▸ TASK DESCRIPTION
Word for word, set down the records and skip each picture.

▸ PROVIDED MATERIAL

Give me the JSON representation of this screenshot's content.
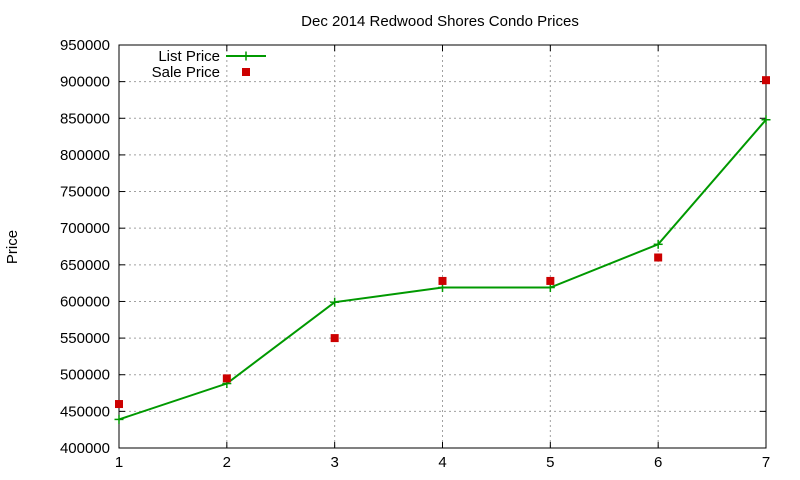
{
  "chart_data": {
    "type": "line",
    "title": "Dec 2014 Redwood Shores Condo Prices",
    "xlabel": "",
    "ylabel": "Price",
    "xlim": [
      1,
      7
    ],
    "ylim": [
      400000,
      950000
    ],
    "x_ticks": [
      1,
      2,
      3,
      4,
      5,
      6,
      7
    ],
    "y_ticks": [
      400000,
      450000,
      500000,
      550000,
      600000,
      650000,
      700000,
      750000,
      800000,
      850000,
      900000,
      950000
    ],
    "grid": true,
    "legend_position": "top-left",
    "series": [
      {
        "name": "List Price",
        "style": "line-with-plus-markers",
        "color": "#009900",
        "x": [
          1,
          2,
          3,
          4,
          5,
          6,
          7
        ],
        "y": [
          439000,
          488000,
          599000,
          619000,
          619000,
          678000,
          848000
        ]
      },
      {
        "name": "Sale Price",
        "style": "square-markers",
        "color": "#cc0000",
        "x": [
          1,
          2,
          3,
          4,
          5,
          6,
          7
        ],
        "y": [
          460000,
          495000,
          550000,
          628000,
          628000,
          660000,
          902000
        ]
      }
    ]
  }
}
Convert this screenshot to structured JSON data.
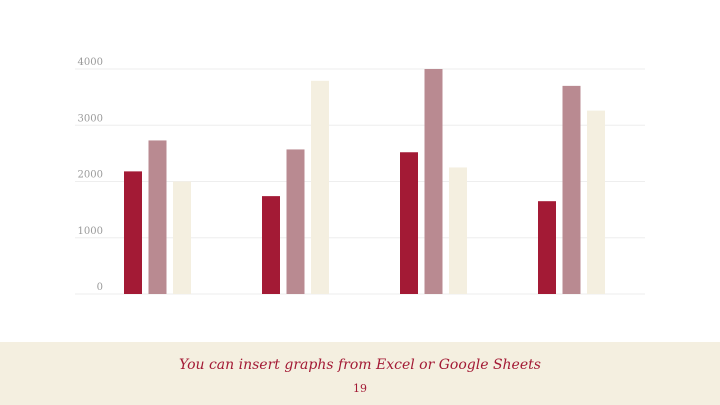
{
  "slide": {
    "caption": "You can insert graphs from Excel or Google Sheets",
    "page_number": "19"
  },
  "colors": {
    "series1": "#a31a35",
    "series2": "#b98a91",
    "series3": "#f4efe0",
    "gridline": "#eeeeee",
    "tick_label": "#9a9a9a",
    "footer_bg": "#f4efe0",
    "footer_text": "#a31a35"
  },
  "chart_data": {
    "type": "bar",
    "title": "",
    "xlabel": "",
    "ylabel": "",
    "categories": [
      "",
      "",
      "",
      ""
    ],
    "series": [
      {
        "values": [
          2180,
          1740,
          2520,
          1650
        ]
      },
      {
        "values": [
          2730,
          2570,
          4000,
          3700
        ]
      },
      {
        "values": [
          2000,
          3790,
          2250,
          3260
        ]
      }
    ],
    "ylim": [
      0,
      4000
    ],
    "yticks": [
      "0",
      "1000",
      "2000",
      "3000",
      "4000"
    ],
    "grid": true,
    "legend": "none"
  }
}
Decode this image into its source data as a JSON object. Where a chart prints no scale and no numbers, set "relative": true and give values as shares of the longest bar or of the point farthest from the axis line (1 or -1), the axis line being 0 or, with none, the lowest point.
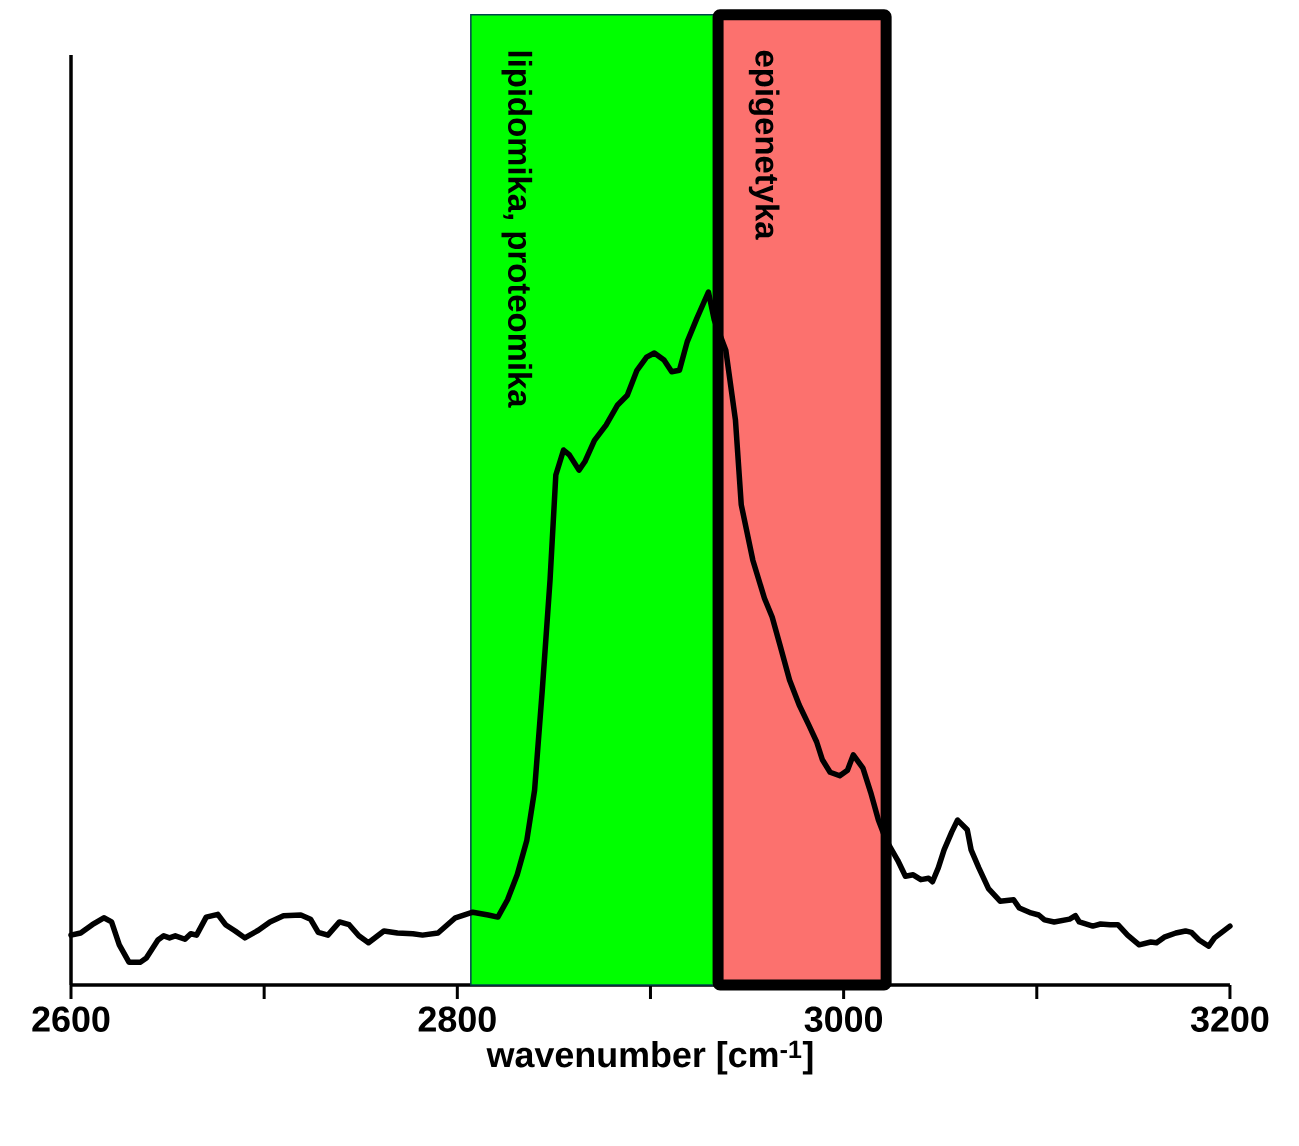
{
  "chart_data": {
    "type": "line",
    "relative": true,
    "xlabel": "wavenumber [cm$^{-1}$]",
    "xlim": [
      2600,
      3200
    ],
    "xticks": [
      2600,
      {
        "value": 2700,
        "label": null
      },
      2800,
      {
        "value": 2900,
        "label": null
      },
      3000,
      {
        "value": 3100,
        "label": null
      },
      3200
    ],
    "tick_labels": "x",
    "grid": false,
    "marker": "none",
    "line_style": "solid",
    "bands": [
      {
        "axis": "x",
        "from": 2807,
        "to": 2935,
        "label": "lipidomika, proteomika",
        "color": "#00ff00"
      },
      {
        "axis": "x",
        "from": 2935,
        "to": 3022,
        "label": "epigenetyka",
        "color": "#fc716e"
      }
    ],
    "series": [
      {
        "color": "#000000",
        "x": [
          2600,
          2605,
          2611,
          2617,
          2621,
          2625,
          2630,
          2636,
          2639,
          2645,
          2648,
          2651,
          2654,
          2659,
          2662,
          2665,
          2670,
          2676,
          2680,
          2685,
          2690,
          2697,
          2703,
          2710,
          2719,
          2724,
          2728,
          2733,
          2739,
          2744,
          2749,
          2754,
          2762,
          2769,
          2777,
          2782,
          2790,
          2799,
          2808,
          2816,
          2821,
          2826,
          2831,
          2836,
          2840,
          2844,
          2848,
          2851,
          2855,
          2858,
          2863,
          2866,
          2871,
          2877,
          2883,
          2888,
          2893,
          2898,
          2902,
          2907,
          2911,
          2915,
          2919,
          2924,
          2930,
          2933,
          2939,
          2944,
          2947,
          2953,
          2959,
          2963,
          2967,
          2972,
          2977,
          2982,
          2986,
          2989,
          2993,
          2998,
          3002,
          3005,
          3010,
          3014,
          3018,
          3022,
          3028,
          3032,
          3036,
          3040,
          3044,
          3046,
          3049,
          3052,
          3056,
          3059,
          3064,
          3066,
          3070,
          3075,
          3081,
          3088,
          3091,
          3097,
          3101,
          3104,
          3109,
          3117,
          3120,
          3122,
          3129,
          3133,
          3138,
          3142,
          3147,
          3153,
          3159,
          3162,
          3166,
          3172,
          3177,
          3180,
          3184,
          3189,
          3192,
          3200
        ],
        "values": [
          0.072,
          0.075,
          0.087,
          0.097,
          0.091,
          0.058,
          0.033,
          0.033,
          0.039,
          0.065,
          0.071,
          0.068,
          0.071,
          0.066,
          0.074,
          0.072,
          0.098,
          0.102,
          0.087,
          0.078,
          0.068,
          0.079,
          0.091,
          0.1,
          0.101,
          0.095,
          0.076,
          0.072,
          0.091,
          0.087,
          0.071,
          0.061,
          0.078,
          0.075,
          0.074,
          0.072,
          0.075,
          0.097,
          0.105,
          0.101,
          0.098,
          0.123,
          0.159,
          0.209,
          0.281,
          0.426,
          0.584,
          0.736,
          0.772,
          0.765,
          0.743,
          0.755,
          0.786,
          0.808,
          0.837,
          0.851,
          0.887,
          0.906,
          0.912,
          0.902,
          0.885,
          0.887,
          0.928,
          0.962,
          1.0,
          0.96,
          0.916,
          0.815,
          0.693,
          0.613,
          0.558,
          0.531,
          0.491,
          0.44,
          0.404,
          0.375,
          0.351,
          0.325,
          0.307,
          0.302,
          0.31,
          0.332,
          0.313,
          0.278,
          0.238,
          0.209,
          0.18,
          0.157,
          0.159,
          0.152,
          0.154,
          0.149,
          0.169,
          0.195,
          0.221,
          0.238,
          0.224,
          0.195,
          0.169,
          0.139,
          0.121,
          0.123,
          0.111,
          0.104,
          0.101,
          0.094,
          0.091,
          0.095,
          0.1,
          0.091,
          0.085,
          0.088,
          0.087,
          0.087,
          0.072,
          0.058,
          0.062,
          0.061,
          0.069,
          0.075,
          0.078,
          0.076,
          0.065,
          0.056,
          0.068,
          0.085
        ]
      }
    ]
  }
}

▸ FINISHED EXERCISE
Give me the JSON representation of this screenshot's content.
{
  "chart_data": {
    "type": "line",
    "title": "Dec 2014 Redwood Shores Condo Prices",
    "xlabel": "",
    "ylabel": "Price",
    "xlim": [
      1,
      7
    ],
    "ylim": [
      400000,
      950000
    ],
    "x_ticks": [
      1,
      2,
      3,
      4,
      5,
      6,
      7
    ],
    "y_ticks": [
      400000,
      450000,
      500000,
      550000,
      600000,
      650000,
      700000,
      750000,
      800000,
      850000,
      900000,
      950000
    ],
    "grid": true,
    "legend_position": "top-left",
    "series": [
      {
        "name": "List Price",
        "style": "line-with-plus-markers",
        "color": "#009900",
        "x": [
          1,
          2,
          3,
          4,
          5,
          6,
          7
        ],
        "y": [
          439000,
          488000,
          599000,
          619000,
          619000,
          678000,
          848000
        ]
      },
      {
        "name": "Sale Price",
        "style": "square-markers",
        "color": "#cc0000",
        "x": [
          1,
          2,
          3,
          4,
          5,
          6,
          7
        ],
        "y": [
          460000,
          495000,
          550000,
          628000,
          628000,
          660000,
          902000
        ]
      }
    ]
  }
}
Convert this screenshot to structured JSON data.
{
  "slide": {
    "caption": "You can insert graphs from Excel or Google Sheets",
    "page_number": "19"
  },
  "colors": {
    "series1": "#a31a35",
    "series2": "#b98a91",
    "series3": "#f4efe0",
    "gridline": "#eeeeee",
    "tick_label": "#9a9a9a",
    "footer_bg": "#f4efe0",
    "footer_text": "#a31a35"
  },
  "chart_data": {
    "type": "bar",
    "title": "",
    "xlabel": "",
    "ylabel": "",
    "categories": [
      "",
      "",
      "",
      ""
    ],
    "series": [
      {
        "values": [
          2180,
          1740,
          2520,
          1650
        ]
      },
      {
        "values": [
          2730,
          2570,
          4000,
          3700
        ]
      },
      {
        "values": [
          2000,
          3790,
          2250,
          3260
        ]
      }
    ],
    "ylim": [
      0,
      4000
    ],
    "yticks": [
      "0",
      "1000",
      "2000",
      "3000",
      "4000"
    ],
    "grid": true,
    "legend": "none"
  }
}
Decode this image into its source data as a JSON object. Where a chart prints no scale and no numbers, set "relative": true and give values as shares of the longest bar or of the point farthest from the axis line (1 or -1), the axis line being 0 or, with none, the lowest point.
{
  "chart_data": {
    "type": "line",
    "relative": true,
    "xlabel": "wavenumber [cm$^{-1}$]",
    "xlim": [
      2600,
      3200
    ],
    "xticks": [
      2600,
      {
        "value": 2700,
        "label": null
      },
      2800,
      {
        "value": 2900,
        "label": null
      },
      3000,
      {
        "value": 3100,
        "label": null
      },
      3200
    ],
    "tick_labels": "x",
    "grid": false,
    "marker": "none",
    "line_style": "solid",
    "bands": [
      {
        "axis": "x",
        "from": 2807,
        "to": 2935,
        "label": "lipidomika, proteomika",
        "color": "#00ff00"
      },
      {
        "axis": "x",
        "from": 2935,
        "to": 3022,
        "label": "epigenetyka",
        "color": "#fc716e"
      }
    ],
    "series": [
      {
        "color": "#000000",
        "x": [
          2600,
          2605,
          2611,
          2617,
          2621,
          2625,
          2630,
          2636,
          2639,
          2645,
          2648,
          2651,
          2654,
          2659,
          2662,
          2665,
          2670,
          2676,
          2680,
          2685,
          2690,
          2697,
          2703,
          2710,
          2719,
          2724,
          2728,
          2733,
          2739,
          2744,
          2749,
          2754,
          2762,
          2769,
          2777,
          2782,
          2790,
          2799,
          2808,
          2816,
          2821,
          2826,
          2831,
          2836,
          2840,
          2844,
          2848,
          2851,
          2855,
          2858,
          2863,
          2866,
          2871,
          2877,
          2883,
          2888,
          2893,
          2898,
          2902,
          2907,
          2911,
          2915,
          2919,
          2924,
          2930,
          2933,
          2939,
          2944,
          2947,
          2953,
          2959,
          2963,
          2967,
          2972,
          2977,
          2982,
          2986,
          2989,
          2993,
          2998,
          3002,
          3005,
          3010,
          3014,
          3018,
          3022,
          3028,
          3032,
          3036,
          3040,
          3044,
          3046,
          3049,
          3052,
          3056,
          3059,
          3064,
          3066,
          3070,
          3075,
          3081,
          3088,
          3091,
          3097,
          3101,
          3104,
          3109,
          3117,
          3120,
          3122,
          3129,
          3133,
          3138,
          3142,
          3147,
          3153,
          3159,
          3162,
          3166,
          3172,
          3177,
          3180,
          3184,
          3189,
          3192,
          3200
        ],
        "values": [
          0.072,
          0.075,
          0.087,
          0.097,
          0.091,
          0.058,
          0.033,
          0.033,
          0.039,
          0.065,
          0.071,
          0.068,
          0.071,
          0.066,
          0.074,
          0.072,
          0.098,
          0.102,
          0.087,
          0.078,
          0.068,
          0.079,
          0.091,
          0.1,
          0.101,
          0.095,
          0.076,
          0.072,
          0.091,
          0.087,
          0.071,
          0.061,
          0.078,
          0.075,
          0.074,
          0.072,
          0.075,
          0.097,
          0.105,
          0.101,
          0.098,
          0.123,
          0.159,
          0.209,
          0.281,
          0.426,
          0.584,
          0.736,
          0.772,
          0.765,
          0.743,
          0.755,
          0.786,
          0.808,
          0.837,
          0.851,
          0.887,
          0.906,
          0.912,
          0.902,
          0.885,
          0.887,
          0.928,
          0.962,
          1.0,
          0.96,
          0.916,
          0.815,
          0.693,
          0.613,
          0.558,
          0.531,
          0.491,
          0.44,
          0.404,
          0.375,
          0.351,
          0.325,
          0.307,
          0.302,
          0.31,
          0.332,
          0.313,
          0.278,
          0.238,
          0.209,
          0.18,
          0.157,
          0.159,
          0.152,
          0.154,
          0.149,
          0.169,
          0.195,
          0.221,
          0.238,
          0.224,
          0.195,
          0.169,
          0.139,
          0.121,
          0.123,
          0.111,
          0.104,
          0.101,
          0.094,
          0.091,
          0.095,
          0.1,
          0.091,
          0.085,
          0.088,
          0.087,
          0.087,
          0.072,
          0.058,
          0.062,
          0.061,
          0.069,
          0.075,
          0.078,
          0.076,
          0.065,
          0.056,
          0.068,
          0.085
        ]
      }
    ]
  }
}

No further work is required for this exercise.